--- DATA FOR THIS TASK ---
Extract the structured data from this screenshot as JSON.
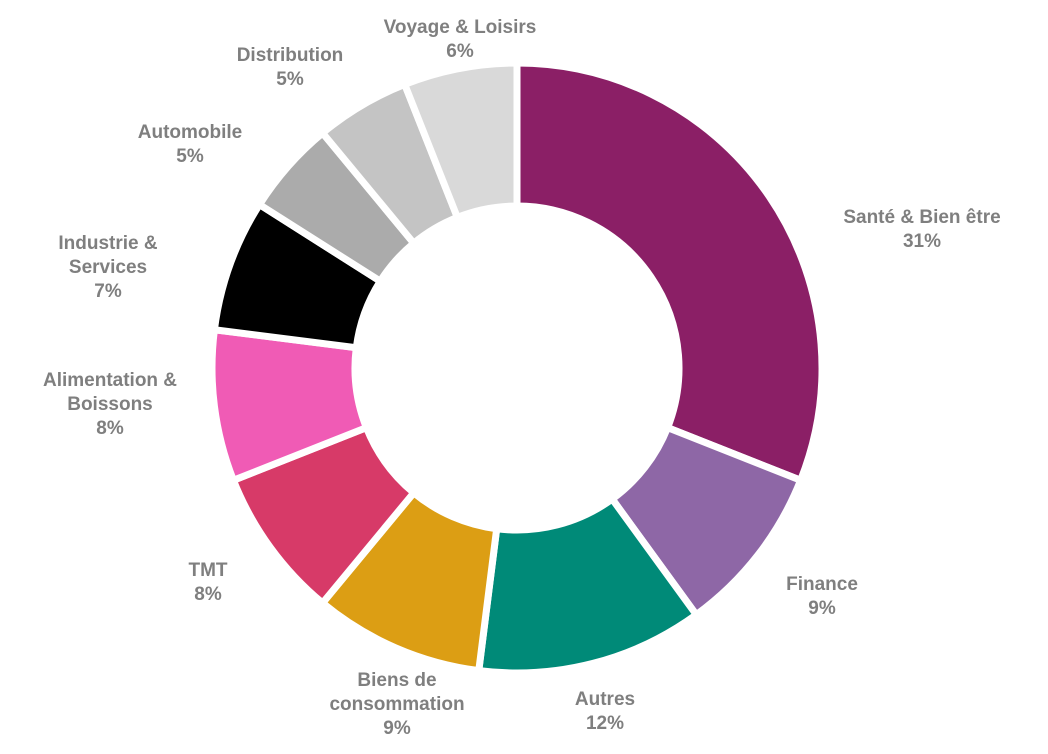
{
  "chart_data": {
    "type": "donut",
    "categories": [
      "Santé & Bien être",
      "Finance",
      "Autres",
      "Biens de consommation",
      "TMT",
      "Alimentation & Boissons",
      "Industrie & Services",
      "Automobile",
      "Distribution",
      "Voyage & Loisirs"
    ],
    "values": [
      31,
      9,
      12,
      9,
      8,
      8,
      7,
      5,
      5,
      6
    ],
    "value_labels": [
      "31%",
      "9%",
      "12%",
      "9%",
      "8%",
      "8%",
      "7%",
      "5%",
      "5%",
      "6%"
    ],
    "colors": [
      "#8b1f66",
      "#8e67a6",
      "#008a78",
      "#dc9e14",
      "#d73a68",
      "#f05bb5",
      "#000000",
      "#ababab",
      "#c4c4c4",
      "#d9d9d9"
    ]
  }
}
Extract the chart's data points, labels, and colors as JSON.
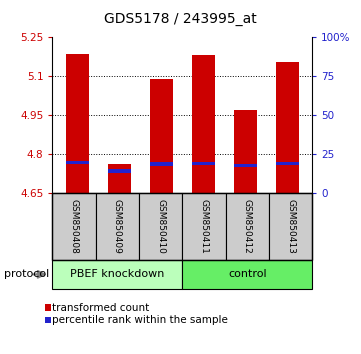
{
  "title": "GDS5178 / 243995_at",
  "samples": [
    "GSM850408",
    "GSM850409",
    "GSM850410",
    "GSM850411",
    "GSM850412",
    "GSM850413"
  ],
  "transformed_counts": [
    5.185,
    4.762,
    5.09,
    5.18,
    4.968,
    5.155
  ],
  "percentile_ranks": [
    19.5,
    14.0,
    18.5,
    19.0,
    17.5,
    19.0
  ],
  "bar_bottom": 4.65,
  "ylim_left": [
    4.65,
    5.25
  ],
  "ylim_right": [
    0,
    100
  ],
  "yticks_left": [
    4.65,
    4.8,
    4.95,
    5.1,
    5.25
  ],
  "ytick_labels_left": [
    "4.65",
    "4.8",
    "4.95",
    "5.1",
    "5.25"
  ],
  "yticks_right": [
    0,
    25,
    50,
    75,
    100
  ],
  "ytick_labels_right": [
    "0",
    "25",
    "50",
    "75",
    "100%"
  ],
  "group_labels": [
    "PBEF knockdown",
    "control"
  ],
  "group_colors": [
    "#bbffbb",
    "#66ee66"
  ],
  "bar_color": "#cc0000",
  "percentile_color": "#2222cc",
  "background_color": "#ffffff",
  "plot_bg_color": "#ffffff",
  "sample_label_bg": "#cccccc",
  "left_tick_color": "#cc0000",
  "right_tick_color": "#2222cc",
  "bar_width": 0.55
}
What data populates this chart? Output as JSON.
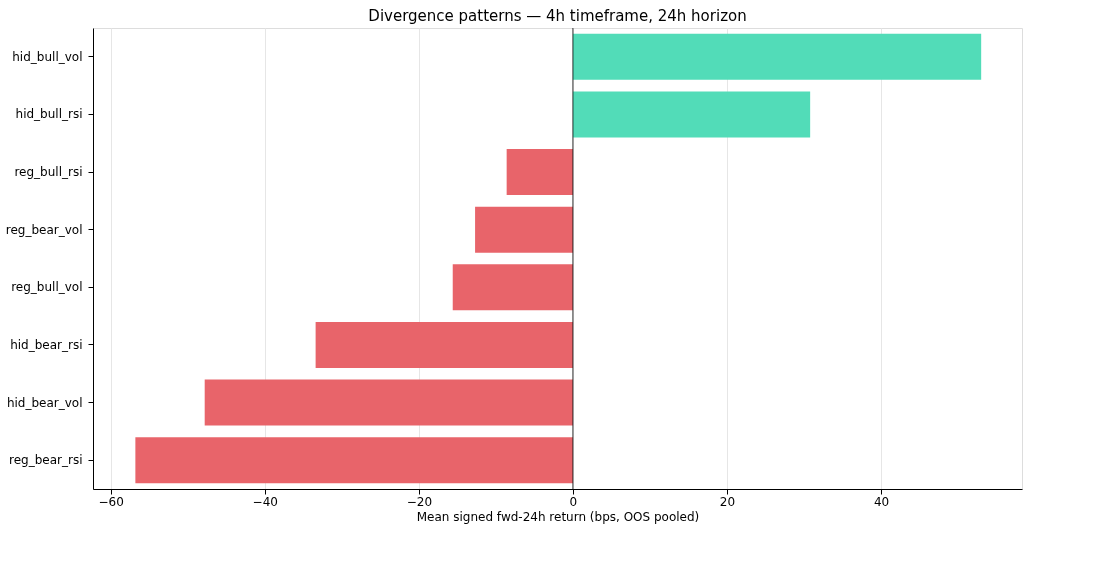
{
  "chart_data": {
    "type": "bar",
    "orientation": "horizontal",
    "title": "Divergence patterns — 4h timeframe, 24h horizon",
    "xlabel": "Mean signed fwd-24h return (bps, OOS pooled)",
    "categories": [
      "hid_bull_vol",
      "hid_bull_rsi",
      "reg_bull_rsi",
      "reg_bear_vol",
      "reg_bull_vol",
      "hid_bear_rsi",
      "hid_bear_vol",
      "reg_bear_rsi"
    ],
    "values": [
      53.0,
      30.8,
      -8.6,
      -12.7,
      -15.6,
      -33.4,
      -47.8,
      -56.8
    ],
    "colors": [
      "#52dcb8",
      "#52dcb8",
      "#e8646a",
      "#e8646a",
      "#e8646a",
      "#e8646a",
      "#e8646a",
      "#e8646a"
    ],
    "xlim": [
      -62.3,
      58.3
    ],
    "xticks": [
      -60,
      -40,
      -20,
      0,
      20,
      40
    ],
    "grid": "x",
    "ref_lines": [
      {
        "axis": "x",
        "value": 0,
        "color": "#000000"
      }
    ]
  }
}
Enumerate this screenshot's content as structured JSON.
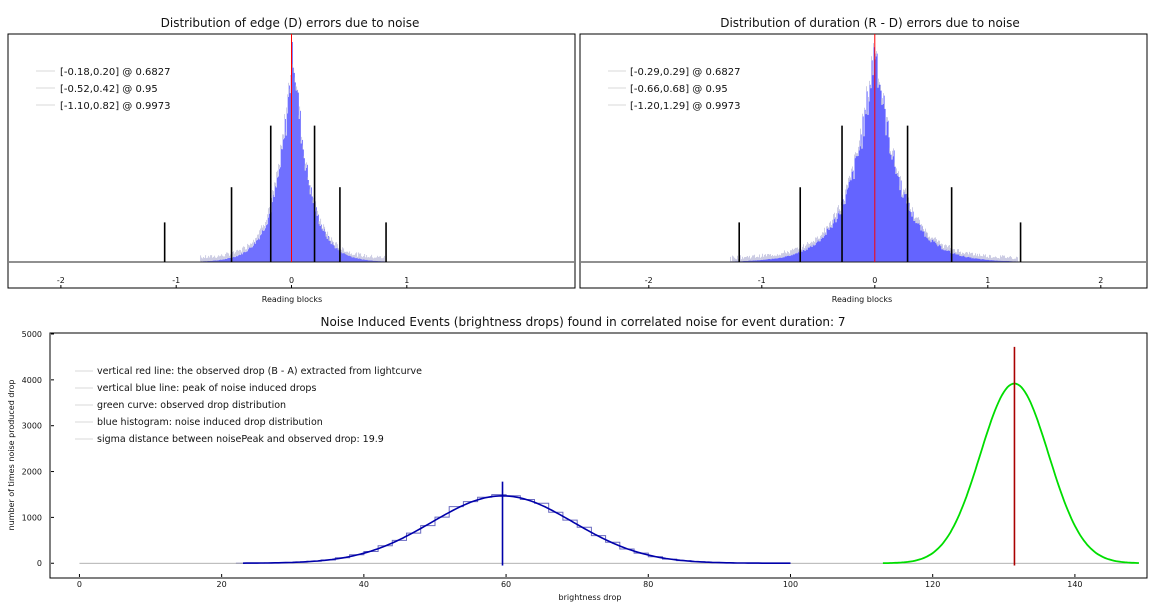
{
  "chart_data": [
    {
      "type": "bar",
      "title": "Distribution of edge (D) errors due to noise",
      "xlabel": "Reading blocks",
      "ylabel": "",
      "xlim": [
        -2.45,
        2.45
      ],
      "x_ticks": [
        -2,
        -1,
        0,
        1
      ],
      "histogram": {
        "center": 0.01,
        "sigma": 0.19,
        "peak": 1.0,
        "color": "#6464ff",
        "shape": "laplacian"
      },
      "center_line": {
        "x": 0.0,
        "color": "#ff0000"
      },
      "markers": [
        {
          "x": -0.18,
          "height": 0.62
        },
        {
          "x": 0.2,
          "height": 0.62
        },
        {
          "x": -0.52,
          "height": 0.34
        },
        {
          "x": 0.42,
          "height": 0.34
        },
        {
          "x": -1.1,
          "height": 0.18
        },
        {
          "x": 0.82,
          "height": 0.18
        }
      ],
      "legend": [
        {
          "label": "[-0.18,0.20] @ 0.6827"
        },
        {
          "label": "[-0.52,0.42] @ 0.95"
        },
        {
          "label": "[-1.10,0.82] @ 0.9973"
        }
      ],
      "legend_position": "top-left",
      "grid": false
    },
    {
      "type": "bar",
      "title": "Distribution of duration (R - D) errors due to noise",
      "xlabel": "Reading blocks",
      "ylabel": "",
      "xlim": [
        -2.6,
        2.4
      ],
      "x_ticks": [
        -2,
        -1,
        0,
        1,
        2
      ],
      "histogram": {
        "center": 0.0,
        "sigma": 0.3,
        "peak": 1.0,
        "color": "#6464ff",
        "shape": "laplacian"
      },
      "center_line": {
        "x": 0.0,
        "color": "#ff0000"
      },
      "markers": [
        {
          "x": -0.29,
          "height": 0.62
        },
        {
          "x": 0.29,
          "height": 0.62
        },
        {
          "x": -0.66,
          "height": 0.34
        },
        {
          "x": 0.68,
          "height": 0.34
        },
        {
          "x": -1.2,
          "height": 0.18
        },
        {
          "x": 1.29,
          "height": 0.18
        }
      ],
      "legend": [
        {
          "label": "[-0.29,0.29] @ 0.6827"
        },
        {
          "label": "[-0.66,0.68] @ 0.95"
        },
        {
          "label": "[-1.20,1.29] @ 0.9973"
        }
      ],
      "legend_position": "top-left",
      "grid": false
    },
    {
      "type": "line",
      "title": "Noise Induced Events (brightness drops) found in correlated noise for event duration: 7",
      "xlabel": "brightness drop",
      "ylabel": "number of times noise produced drop",
      "xlim": [
        -4,
        150
      ],
      "ylim": [
        -300,
        5000
      ],
      "x_ticks": [
        0,
        20,
        40,
        60,
        80,
        100,
        120,
        140
      ],
      "y_ticks": [
        0,
        1000,
        2000,
        3000,
        4000,
        5000
      ],
      "series": [
        {
          "kind": "histogram",
          "center": 59.5,
          "sigma": 10.0,
          "peak": 1470,
          "range": [
            23,
            100
          ],
          "color": "#0000aa"
        },
        {
          "kind": "curve",
          "center": 131.5,
          "sigma": 4.8,
          "peak": 3920,
          "range": [
            113,
            149
          ],
          "color": "#00dd00"
        }
      ],
      "vlines": [
        {
          "x": 59.5,
          "ymin": -50,
          "ymax": 1780,
          "color": "#0000aa"
        },
        {
          "x": 131.5,
          "ymin": -50,
          "ymax": 4720,
          "color": "#aa0000"
        }
      ],
      "legend": [
        {
          "label": "vertical red line: the observed drop (B - A) extracted from lightcurve"
        },
        {
          "label": "vertical blue line: peak of noise induced drops"
        },
        {
          "label": "green curve: observed drop distribution"
        },
        {
          "label": "blue histogram: noise induced drop distribution"
        },
        {
          "label": "sigma distance between noisePeak and observed drop: 19.9"
        }
      ],
      "legend_position": "top-left",
      "grid": false
    }
  ]
}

--- DIRECTIVE ---
Look through the entries and find each line that has the string "brightness". Copy those lines.

--- ANSWER BELOW ---
      "title": "Noise Induced Events (brightness drops) found in correlated noise for event duration: 7",
      "xlabel": "brightness drop",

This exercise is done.